**PROBLEM DETAILS**
Repeat the entries below exactly as they appear, with no pictures.

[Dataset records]
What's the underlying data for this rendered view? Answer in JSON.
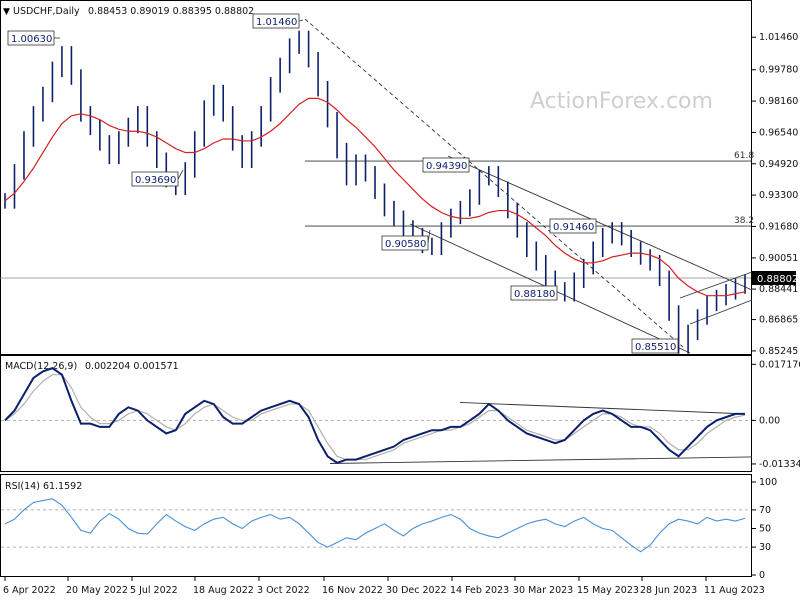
{
  "header": {
    "symbol": "USDCHF,Daily",
    "ohlc": "0.88453 0.89019 0.88395 0.88802",
    "macd_label": "MACD(12,26,9)",
    "macd_values": "0.002204 0.001571",
    "rsi_label": "RSI(14) 61.1592"
  },
  "watermark": "ActionForex.com",
  "colors": {
    "price": "#0b1f6b",
    "ma": "#d42020",
    "signal": "#b0b0b0",
    "rsi": "#4a90d9",
    "badge": "#000000"
  },
  "chart_data": [
    {
      "type": "line",
      "name": "price",
      "ylim": [
        0.8524,
        1.023
      ],
      "price_ticks": [
        "1.01460",
        "0.99780",
        "0.98160",
        "0.96540",
        "0.94920",
        "0.93300",
        "0.91680",
        "0.90051",
        "0.88441",
        "0.86865",
        "0.85245"
      ],
      "x_labels": [
        "6 Apr 2022",
        "20 May 2022",
        "5 Jul 2022",
        "18 Aug 2022",
        "3 Oct 2022",
        "16 Nov 2022",
        "30 Dec 2022",
        "14 Feb 2023",
        "30 Mar 2023",
        "15 May 2023",
        "28 Jun 2023",
        "11 Aug 2023"
      ],
      "last_price": "0.88802",
      "annotations": [
        "1.00630",
        "0.93690",
        "1.01460",
        "0.90580",
        "0.94390",
        "0.91460",
        "0.88180",
        "0.85510"
      ],
      "fib_labels": [
        "61.8",
        "38.2"
      ],
      "fib_levels": [
        0.9506,
        0.917
      ],
      "series": [
        {
          "values": [
            0.93,
            0.945,
            0.962,
            0.975,
            0.985,
            0.998,
            1.006,
            0.994,
            0.975,
            0.968,
            0.96,
            0.953,
            0.962,
            0.969,
            0.975,
            0.962,
            0.951,
            0.941,
            0.937,
            0.946,
            0.962,
            0.978,
            0.986,
            0.975,
            0.96,
            0.951,
            0.962,
            0.975,
            0.99,
            1.0,
            1.01,
            1.014,
            1.003,
            0.988,
            0.972,
            0.956,
            0.942,
            0.95,
            0.944,
            0.935,
            0.926,
            0.921,
            0.916,
            0.912,
            0.907,
            0.906,
            0.915,
            0.922,
            0.926,
            0.932,
            0.942,
            0.944,
            0.936,
            0.925,
            0.915,
            0.905,
            0.898,
            0.89,
            0.884,
            0.882,
            0.889,
            0.896,
            0.905,
            0.912,
            0.915,
            0.911,
            0.905,
            0.901,
            0.898,
            0.89,
            0.872,
            0.855,
            0.862,
            0.87,
            0.877,
            0.88,
            0.883,
            0.886,
            0.888
          ]
        },
        {
          "values": [
            0.93,
            0.934,
            0.94,
            0.947,
            0.955,
            0.963,
            0.97,
            0.974,
            0.975,
            0.974,
            0.972,
            0.969,
            0.967,
            0.966,
            0.966,
            0.965,
            0.963,
            0.96,
            0.957,
            0.955,
            0.955,
            0.957,
            0.96,
            0.962,
            0.962,
            0.961,
            0.961,
            0.963,
            0.966,
            0.97,
            0.975,
            0.98,
            0.983,
            0.983,
            0.981,
            0.977,
            0.972,
            0.968,
            0.963,
            0.958,
            0.952,
            0.946,
            0.941,
            0.936,
            0.931,
            0.927,
            0.924,
            0.922,
            0.921,
            0.921,
            0.922,
            0.924,
            0.925,
            0.925,
            0.923,
            0.92,
            0.916,
            0.912,
            0.907,
            0.903,
            0.9,
            0.898,
            0.898,
            0.899,
            0.901,
            0.902,
            0.903,
            0.903,
            0.902,
            0.9,
            0.896,
            0.89,
            0.886,
            0.883,
            0.881,
            0.881,
            0.881,
            0.882,
            0.883
          ]
        }
      ]
    },
    {
      "type": "line",
      "name": "MACD",
      "ylim": [
        -0.0155,
        0.0185
      ],
      "ticks": [
        "0.017176",
        "0.00",
        "-0.01334"
      ],
      "series": [
        {
          "values": [
            0.0,
            0.003,
            0.008,
            0.013,
            0.015,
            0.016,
            0.014,
            0.006,
            -0.001,
            -0.001,
            -0.002,
            -0.002,
            0.002,
            0.004,
            0.003,
            0.0,
            -0.002,
            -0.004,
            -0.003,
            0.002,
            0.004,
            0.006,
            0.005,
            0.001,
            -0.001,
            -0.001,
            0.001,
            0.003,
            0.004,
            0.005,
            0.006,
            0.005,
            0.001,
            -0.006,
            -0.011,
            -0.013,
            -0.012,
            -0.012,
            -0.011,
            -0.01,
            -0.009,
            -0.008,
            -0.006,
            -0.005,
            -0.004,
            -0.003,
            -0.003,
            -0.002,
            -0.002,
            0.0,
            0.002,
            0.005,
            0.003,
            0.0,
            -0.002,
            -0.004,
            -0.005,
            -0.006,
            -0.007,
            -0.006,
            -0.003,
            0.0,
            0.002,
            0.003,
            0.002,
            0.0,
            -0.002,
            -0.002,
            -0.003,
            -0.006,
            -0.009,
            -0.011,
            -0.008,
            -0.005,
            -0.002,
            0.0,
            0.001,
            0.002,
            0.002
          ]
        },
        {
          "values": [
            0.0,
            0.002,
            0.005,
            0.009,
            0.012,
            0.014,
            0.014,
            0.01,
            0.004,
            0.001,
            -0.001,
            -0.001,
            0.0,
            0.002,
            0.003,
            0.002,
            0.0,
            -0.002,
            -0.003,
            -0.001,
            0.002,
            0.004,
            0.005,
            0.003,
            0.001,
            0.0,
            0.0,
            0.002,
            0.003,
            0.004,
            0.005,
            0.005,
            0.003,
            -0.002,
            -0.007,
            -0.011,
            -0.012,
            -0.012,
            -0.012,
            -0.011,
            -0.01,
            -0.009,
            -0.007,
            -0.006,
            -0.005,
            -0.004,
            -0.003,
            -0.003,
            -0.002,
            -0.001,
            0.001,
            0.003,
            0.003,
            0.001,
            -0.001,
            -0.003,
            -0.004,
            -0.005,
            -0.006,
            -0.006,
            -0.004,
            -0.002,
            0.0,
            0.002,
            0.002,
            0.001,
            -0.001,
            -0.002,
            -0.002,
            -0.004,
            -0.007,
            -0.009,
            -0.009,
            -0.007,
            -0.004,
            -0.002,
            0.0,
            0.001,
            0.0016
          ]
        }
      ]
    },
    {
      "type": "line",
      "name": "RSI",
      "ylim": [
        0,
        100
      ],
      "ticks": [
        "100",
        "70",
        "50",
        "30",
        "0"
      ],
      "series": [
        {
          "values": [
            55,
            60,
            70,
            78,
            80,
            82,
            75,
            62,
            48,
            45,
            58,
            66,
            60,
            50,
            45,
            44,
            55,
            65,
            58,
            52,
            48,
            55,
            60,
            62,
            55,
            50,
            58,
            62,
            65,
            60,
            62,
            55,
            45,
            35,
            30,
            35,
            40,
            38,
            45,
            50,
            55,
            48,
            42,
            50,
            55,
            58,
            62,
            65,
            60,
            50,
            45,
            42,
            40,
            45,
            50,
            55,
            58,
            60,
            55,
            52,
            58,
            62,
            55,
            50,
            48,
            40,
            32,
            25,
            32,
            45,
            55,
            60,
            58,
            55,
            62,
            58,
            60,
            58,
            61
          ]
        }
      ]
    }
  ]
}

**FINAL RESULT**
What's the underlying data for this rendered view? Answer in JSON.
{
  "header": {
    "symbol": "USDCHF,Daily",
    "ohlc": "0.88453 0.89019 0.88395 0.88802",
    "macd_label": "MACD(12,26,9)",
    "macd_values": "0.002204 0.001571",
    "rsi_label": "RSI(14) 61.1592"
  },
  "watermark": "ActionForex.com",
  "colors": {
    "price": "#0b1f6b",
    "ma": "#d42020",
    "signal": "#b0b0b0",
    "rsi": "#4a90d9",
    "badge": "#000000"
  },
  "chart_data": [
    {
      "type": "line",
      "name": "price",
      "ylim": [
        0.8524,
        1.023
      ],
      "price_ticks": [
        "1.01460",
        "0.99780",
        "0.98160",
        "0.96540",
        "0.94920",
        "0.93300",
        "0.91680",
        "0.90051",
        "0.88441",
        "0.86865",
        "0.85245"
      ],
      "x_labels": [
        "6 Apr 2022",
        "20 May 2022",
        "5 Jul 2022",
        "18 Aug 2022",
        "3 Oct 2022",
        "16 Nov 2022",
        "30 Dec 2022",
        "14 Feb 2023",
        "30 Mar 2023",
        "15 May 2023",
        "28 Jun 2023",
        "11 Aug 2023"
      ],
      "last_price": "0.88802",
      "annotations": [
        "1.00630",
        "0.93690",
        "1.01460",
        "0.90580",
        "0.94390",
        "0.91460",
        "0.88180",
        "0.85510"
      ],
      "fib_labels": [
        "61.8",
        "38.2"
      ],
      "fib_levels": [
        0.9506,
        0.917
      ],
      "series": [
        {
          "values": [
            0.93,
            0.945,
            0.962,
            0.975,
            0.985,
            0.998,
            1.006,
            0.994,
            0.975,
            0.968,
            0.96,
            0.953,
            0.962,
            0.969,
            0.975,
            0.962,
            0.951,
            0.941,
            0.937,
            0.946,
            0.962,
            0.978,
            0.986,
            0.975,
            0.96,
            0.951,
            0.962,
            0.975,
            0.99,
            1.0,
            1.01,
            1.014,
            1.003,
            0.988,
            0.972,
            0.956,
            0.942,
            0.95,
            0.944,
            0.935,
            0.926,
            0.921,
            0.916,
            0.912,
            0.907,
            0.906,
            0.915,
            0.922,
            0.926,
            0.932,
            0.942,
            0.944,
            0.936,
            0.925,
            0.915,
            0.905,
            0.898,
            0.89,
            0.884,
            0.882,
            0.889,
            0.896,
            0.905,
            0.912,
            0.915,
            0.911,
            0.905,
            0.901,
            0.898,
            0.89,
            0.872,
            0.855,
            0.862,
            0.87,
            0.877,
            0.88,
            0.883,
            0.886,
            0.888
          ]
        },
        {
          "values": [
            0.93,
            0.934,
            0.94,
            0.947,
            0.955,
            0.963,
            0.97,
            0.974,
            0.975,
            0.974,
            0.972,
            0.969,
            0.967,
            0.966,
            0.966,
            0.965,
            0.963,
            0.96,
            0.957,
            0.955,
            0.955,
            0.957,
            0.96,
            0.962,
            0.962,
            0.961,
            0.961,
            0.963,
            0.966,
            0.97,
            0.975,
            0.98,
            0.983,
            0.983,
            0.981,
            0.977,
            0.972,
            0.968,
            0.963,
            0.958,
            0.952,
            0.946,
            0.941,
            0.936,
            0.931,
            0.927,
            0.924,
            0.922,
            0.921,
            0.921,
            0.922,
            0.924,
            0.925,
            0.925,
            0.923,
            0.92,
            0.916,
            0.912,
            0.907,
            0.903,
            0.9,
            0.898,
            0.898,
            0.899,
            0.901,
            0.902,
            0.903,
            0.903,
            0.902,
            0.9,
            0.896,
            0.89,
            0.886,
            0.883,
            0.881,
            0.881,
            0.881,
            0.882,
            0.883
          ]
        }
      ]
    },
    {
      "type": "line",
      "name": "MACD",
      "ylim": [
        -0.0155,
        0.0185
      ],
      "ticks": [
        "0.017176",
        "0.00",
        "-0.01334"
      ],
      "series": [
        {
          "values": [
            0.0,
            0.003,
            0.008,
            0.013,
            0.015,
            0.016,
            0.014,
            0.006,
            -0.001,
            -0.001,
            -0.002,
            -0.002,
            0.002,
            0.004,
            0.003,
            0.0,
            -0.002,
            -0.004,
            -0.003,
            0.002,
            0.004,
            0.006,
            0.005,
            0.001,
            -0.001,
            -0.001,
            0.001,
            0.003,
            0.004,
            0.005,
            0.006,
            0.005,
            0.001,
            -0.006,
            -0.011,
            -0.013,
            -0.012,
            -0.012,
            -0.011,
            -0.01,
            -0.009,
            -0.008,
            -0.006,
            -0.005,
            -0.004,
            -0.003,
            -0.003,
            -0.002,
            -0.002,
            0.0,
            0.002,
            0.005,
            0.003,
            0.0,
            -0.002,
            -0.004,
            -0.005,
            -0.006,
            -0.007,
            -0.006,
            -0.003,
            0.0,
            0.002,
            0.003,
            0.002,
            0.0,
            -0.002,
            -0.002,
            -0.003,
            -0.006,
            -0.009,
            -0.011,
            -0.008,
            -0.005,
            -0.002,
            0.0,
            0.001,
            0.002,
            0.002
          ]
        },
        {
          "values": [
            0.0,
            0.002,
            0.005,
            0.009,
            0.012,
            0.014,
            0.014,
            0.01,
            0.004,
            0.001,
            -0.001,
            -0.001,
            0.0,
            0.002,
            0.003,
            0.002,
            0.0,
            -0.002,
            -0.003,
            -0.001,
            0.002,
            0.004,
            0.005,
            0.003,
            0.001,
            0.0,
            0.0,
            0.002,
            0.003,
            0.004,
            0.005,
            0.005,
            0.003,
            -0.002,
            -0.007,
            -0.011,
            -0.012,
            -0.012,
            -0.012,
            -0.011,
            -0.01,
            -0.009,
            -0.007,
            -0.006,
            -0.005,
            -0.004,
            -0.003,
            -0.003,
            -0.002,
            -0.001,
            0.001,
            0.003,
            0.003,
            0.001,
            -0.001,
            -0.003,
            -0.004,
            -0.005,
            -0.006,
            -0.006,
            -0.004,
            -0.002,
            0.0,
            0.002,
            0.002,
            0.001,
            -0.001,
            -0.002,
            -0.002,
            -0.004,
            -0.007,
            -0.009,
            -0.009,
            -0.007,
            -0.004,
            -0.002,
            0.0,
            0.001,
            0.0016
          ]
        }
      ]
    },
    {
      "type": "line",
      "name": "RSI",
      "ylim": [
        0,
        100
      ],
      "ticks": [
        "100",
        "70",
        "50",
        "30",
        "0"
      ],
      "series": [
        {
          "values": [
            55,
            60,
            70,
            78,
            80,
            82,
            75,
            62,
            48,
            45,
            58,
            66,
            60,
            50,
            45,
            44,
            55,
            65,
            58,
            52,
            48,
            55,
            60,
            62,
            55,
            50,
            58,
            62,
            65,
            60,
            62,
            55,
            45,
            35,
            30,
            35,
            40,
            38,
            45,
            50,
            55,
            48,
            42,
            50,
            55,
            58,
            62,
            65,
            60,
            50,
            45,
            42,
            40,
            45,
            50,
            55,
            58,
            60,
            55,
            52,
            58,
            62,
            55,
            50,
            48,
            40,
            32,
            25,
            32,
            45,
            55,
            60,
            58,
            55,
            62,
            58,
            60,
            58,
            61
          ]
        }
      ]
    }
  ]
}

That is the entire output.